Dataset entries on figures
_____
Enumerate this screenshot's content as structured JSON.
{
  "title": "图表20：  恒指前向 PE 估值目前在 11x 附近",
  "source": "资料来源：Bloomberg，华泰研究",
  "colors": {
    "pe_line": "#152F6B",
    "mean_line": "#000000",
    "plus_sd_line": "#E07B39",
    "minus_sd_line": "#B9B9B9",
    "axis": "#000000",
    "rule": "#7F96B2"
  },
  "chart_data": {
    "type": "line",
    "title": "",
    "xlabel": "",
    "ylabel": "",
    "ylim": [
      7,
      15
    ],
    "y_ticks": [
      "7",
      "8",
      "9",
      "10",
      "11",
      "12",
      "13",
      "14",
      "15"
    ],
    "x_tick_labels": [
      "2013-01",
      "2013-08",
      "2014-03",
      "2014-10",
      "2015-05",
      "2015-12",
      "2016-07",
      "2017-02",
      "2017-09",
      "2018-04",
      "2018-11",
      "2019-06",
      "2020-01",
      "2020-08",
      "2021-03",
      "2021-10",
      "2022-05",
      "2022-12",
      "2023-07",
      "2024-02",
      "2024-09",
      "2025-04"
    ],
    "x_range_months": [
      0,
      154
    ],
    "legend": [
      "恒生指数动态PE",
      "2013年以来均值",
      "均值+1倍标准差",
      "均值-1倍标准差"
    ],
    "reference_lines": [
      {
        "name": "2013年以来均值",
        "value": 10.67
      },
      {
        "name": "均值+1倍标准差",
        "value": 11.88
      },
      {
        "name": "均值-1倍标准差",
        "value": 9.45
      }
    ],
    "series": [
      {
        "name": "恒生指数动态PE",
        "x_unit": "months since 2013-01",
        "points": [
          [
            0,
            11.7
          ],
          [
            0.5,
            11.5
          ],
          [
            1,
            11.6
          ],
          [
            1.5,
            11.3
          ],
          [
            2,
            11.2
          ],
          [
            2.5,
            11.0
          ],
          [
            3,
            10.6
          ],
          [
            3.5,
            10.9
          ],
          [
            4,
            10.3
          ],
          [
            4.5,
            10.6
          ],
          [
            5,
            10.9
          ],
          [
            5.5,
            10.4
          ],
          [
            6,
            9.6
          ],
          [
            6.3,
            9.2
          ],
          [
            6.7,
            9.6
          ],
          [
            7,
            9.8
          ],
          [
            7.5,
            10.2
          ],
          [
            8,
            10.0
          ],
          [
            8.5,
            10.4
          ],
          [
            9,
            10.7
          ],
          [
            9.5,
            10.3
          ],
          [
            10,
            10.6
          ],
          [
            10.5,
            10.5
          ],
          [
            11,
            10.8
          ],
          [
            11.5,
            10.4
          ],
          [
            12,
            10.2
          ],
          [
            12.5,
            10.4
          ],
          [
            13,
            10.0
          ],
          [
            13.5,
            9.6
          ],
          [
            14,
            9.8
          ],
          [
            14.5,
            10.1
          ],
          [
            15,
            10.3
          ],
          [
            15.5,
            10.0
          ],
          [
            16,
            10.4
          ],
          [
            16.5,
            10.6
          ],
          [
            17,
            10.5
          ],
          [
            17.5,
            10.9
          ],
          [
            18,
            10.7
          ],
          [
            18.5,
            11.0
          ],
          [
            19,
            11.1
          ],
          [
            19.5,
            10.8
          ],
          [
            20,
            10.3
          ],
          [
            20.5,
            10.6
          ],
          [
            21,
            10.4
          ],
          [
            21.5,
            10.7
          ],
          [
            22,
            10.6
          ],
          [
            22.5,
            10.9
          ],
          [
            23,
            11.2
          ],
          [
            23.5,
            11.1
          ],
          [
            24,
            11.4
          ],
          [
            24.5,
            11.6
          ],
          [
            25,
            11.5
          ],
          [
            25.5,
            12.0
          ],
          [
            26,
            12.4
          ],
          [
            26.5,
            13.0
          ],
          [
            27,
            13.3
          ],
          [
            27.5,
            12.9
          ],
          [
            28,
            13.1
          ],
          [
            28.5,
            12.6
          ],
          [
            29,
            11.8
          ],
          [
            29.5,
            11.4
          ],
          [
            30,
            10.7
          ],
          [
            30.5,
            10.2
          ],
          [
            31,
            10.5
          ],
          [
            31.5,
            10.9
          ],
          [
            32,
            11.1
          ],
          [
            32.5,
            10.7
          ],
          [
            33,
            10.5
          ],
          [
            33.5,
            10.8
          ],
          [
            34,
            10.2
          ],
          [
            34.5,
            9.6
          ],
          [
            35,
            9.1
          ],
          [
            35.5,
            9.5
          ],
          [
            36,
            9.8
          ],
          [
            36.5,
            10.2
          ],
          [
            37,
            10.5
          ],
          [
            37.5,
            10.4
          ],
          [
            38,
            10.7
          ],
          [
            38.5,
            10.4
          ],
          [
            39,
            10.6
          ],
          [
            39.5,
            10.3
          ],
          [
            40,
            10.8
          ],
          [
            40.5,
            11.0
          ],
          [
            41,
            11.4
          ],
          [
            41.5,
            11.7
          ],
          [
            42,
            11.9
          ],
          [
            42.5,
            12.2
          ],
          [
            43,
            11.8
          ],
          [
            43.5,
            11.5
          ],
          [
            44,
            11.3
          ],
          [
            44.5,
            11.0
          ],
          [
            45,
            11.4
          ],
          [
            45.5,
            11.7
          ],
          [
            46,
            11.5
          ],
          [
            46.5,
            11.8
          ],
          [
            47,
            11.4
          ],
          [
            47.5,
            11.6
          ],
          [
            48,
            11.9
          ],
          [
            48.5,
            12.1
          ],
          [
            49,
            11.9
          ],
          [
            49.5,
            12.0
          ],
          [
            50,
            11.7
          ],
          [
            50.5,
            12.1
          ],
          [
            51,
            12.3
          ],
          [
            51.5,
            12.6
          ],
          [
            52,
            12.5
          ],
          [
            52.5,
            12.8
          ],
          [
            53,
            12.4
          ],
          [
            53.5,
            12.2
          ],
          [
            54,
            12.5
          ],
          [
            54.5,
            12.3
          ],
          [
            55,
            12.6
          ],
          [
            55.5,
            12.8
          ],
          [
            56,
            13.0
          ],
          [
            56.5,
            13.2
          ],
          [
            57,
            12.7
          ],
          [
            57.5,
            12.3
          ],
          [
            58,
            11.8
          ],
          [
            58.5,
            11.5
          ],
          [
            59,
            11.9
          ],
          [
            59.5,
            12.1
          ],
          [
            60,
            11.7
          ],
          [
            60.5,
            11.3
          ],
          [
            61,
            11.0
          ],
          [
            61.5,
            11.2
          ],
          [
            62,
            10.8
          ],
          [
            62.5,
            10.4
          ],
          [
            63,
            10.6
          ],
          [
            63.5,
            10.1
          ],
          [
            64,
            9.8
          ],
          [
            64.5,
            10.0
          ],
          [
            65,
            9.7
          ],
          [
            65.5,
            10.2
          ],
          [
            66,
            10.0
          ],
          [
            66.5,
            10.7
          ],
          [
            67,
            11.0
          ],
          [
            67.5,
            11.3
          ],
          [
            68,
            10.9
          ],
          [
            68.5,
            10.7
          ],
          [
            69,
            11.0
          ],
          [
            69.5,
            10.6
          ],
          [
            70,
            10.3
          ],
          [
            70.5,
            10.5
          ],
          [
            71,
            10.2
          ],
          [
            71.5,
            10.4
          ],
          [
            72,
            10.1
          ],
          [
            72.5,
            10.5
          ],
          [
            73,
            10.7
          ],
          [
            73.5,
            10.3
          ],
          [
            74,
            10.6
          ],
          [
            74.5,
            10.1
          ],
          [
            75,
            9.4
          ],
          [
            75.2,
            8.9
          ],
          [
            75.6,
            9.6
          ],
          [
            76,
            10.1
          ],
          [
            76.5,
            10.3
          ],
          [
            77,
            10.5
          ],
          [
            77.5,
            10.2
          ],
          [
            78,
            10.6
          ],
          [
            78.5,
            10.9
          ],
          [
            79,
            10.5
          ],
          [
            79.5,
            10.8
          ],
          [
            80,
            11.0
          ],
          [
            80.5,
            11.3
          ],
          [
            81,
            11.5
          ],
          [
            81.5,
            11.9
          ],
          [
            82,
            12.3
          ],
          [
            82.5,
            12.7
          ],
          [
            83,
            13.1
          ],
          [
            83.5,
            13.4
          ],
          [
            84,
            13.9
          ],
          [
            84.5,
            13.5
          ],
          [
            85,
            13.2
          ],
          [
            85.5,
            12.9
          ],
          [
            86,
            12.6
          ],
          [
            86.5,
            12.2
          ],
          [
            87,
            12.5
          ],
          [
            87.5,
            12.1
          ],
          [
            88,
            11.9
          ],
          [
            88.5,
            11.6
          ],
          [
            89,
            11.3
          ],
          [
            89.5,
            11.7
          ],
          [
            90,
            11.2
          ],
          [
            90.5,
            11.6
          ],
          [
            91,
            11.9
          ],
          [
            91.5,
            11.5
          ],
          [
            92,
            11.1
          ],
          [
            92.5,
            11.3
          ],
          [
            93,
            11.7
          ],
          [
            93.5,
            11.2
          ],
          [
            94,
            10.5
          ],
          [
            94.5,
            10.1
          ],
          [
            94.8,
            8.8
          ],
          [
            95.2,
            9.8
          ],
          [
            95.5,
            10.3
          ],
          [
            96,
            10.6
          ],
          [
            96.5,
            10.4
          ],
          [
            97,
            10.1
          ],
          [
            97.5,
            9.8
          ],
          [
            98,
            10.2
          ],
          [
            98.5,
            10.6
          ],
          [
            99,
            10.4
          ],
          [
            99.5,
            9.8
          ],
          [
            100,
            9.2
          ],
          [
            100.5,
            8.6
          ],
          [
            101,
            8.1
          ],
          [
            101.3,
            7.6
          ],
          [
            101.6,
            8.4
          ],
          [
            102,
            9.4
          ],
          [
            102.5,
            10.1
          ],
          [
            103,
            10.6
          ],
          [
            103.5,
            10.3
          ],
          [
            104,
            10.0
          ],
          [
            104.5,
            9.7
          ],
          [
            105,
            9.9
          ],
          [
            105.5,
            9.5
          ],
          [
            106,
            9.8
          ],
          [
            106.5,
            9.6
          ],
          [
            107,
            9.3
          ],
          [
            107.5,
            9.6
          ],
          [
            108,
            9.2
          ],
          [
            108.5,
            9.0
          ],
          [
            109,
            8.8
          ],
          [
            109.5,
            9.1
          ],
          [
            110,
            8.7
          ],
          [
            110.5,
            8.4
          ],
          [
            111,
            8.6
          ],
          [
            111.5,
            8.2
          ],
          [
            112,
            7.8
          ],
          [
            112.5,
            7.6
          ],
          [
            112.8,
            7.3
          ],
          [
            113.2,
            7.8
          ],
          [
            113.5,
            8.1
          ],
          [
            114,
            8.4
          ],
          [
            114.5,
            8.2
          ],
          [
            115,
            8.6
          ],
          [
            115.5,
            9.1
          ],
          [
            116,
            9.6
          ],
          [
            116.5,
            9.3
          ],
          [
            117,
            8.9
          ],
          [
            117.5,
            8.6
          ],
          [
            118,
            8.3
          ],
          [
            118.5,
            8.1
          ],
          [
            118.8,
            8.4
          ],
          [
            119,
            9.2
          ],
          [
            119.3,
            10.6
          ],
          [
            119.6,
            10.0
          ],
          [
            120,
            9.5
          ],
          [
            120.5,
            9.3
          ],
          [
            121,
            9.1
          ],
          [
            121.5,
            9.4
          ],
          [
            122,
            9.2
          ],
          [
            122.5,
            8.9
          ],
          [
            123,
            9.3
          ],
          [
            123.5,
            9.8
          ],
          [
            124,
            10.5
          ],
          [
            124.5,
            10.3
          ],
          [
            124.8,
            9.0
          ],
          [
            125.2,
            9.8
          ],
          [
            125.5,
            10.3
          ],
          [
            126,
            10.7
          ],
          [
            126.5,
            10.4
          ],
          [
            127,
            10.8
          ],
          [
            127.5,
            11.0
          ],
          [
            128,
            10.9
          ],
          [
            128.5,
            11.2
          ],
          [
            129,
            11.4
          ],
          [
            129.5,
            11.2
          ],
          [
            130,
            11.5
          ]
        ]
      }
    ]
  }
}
_____
# What is being asked
Which lines of the data include "name"? Copy each of them.

# Solution for this exercise
        "name": "2013年以来均值",
        "name": "均值+1倍标准差",
        "name": "均值-1倍标准差",
        "name": "恒生指数动态PE",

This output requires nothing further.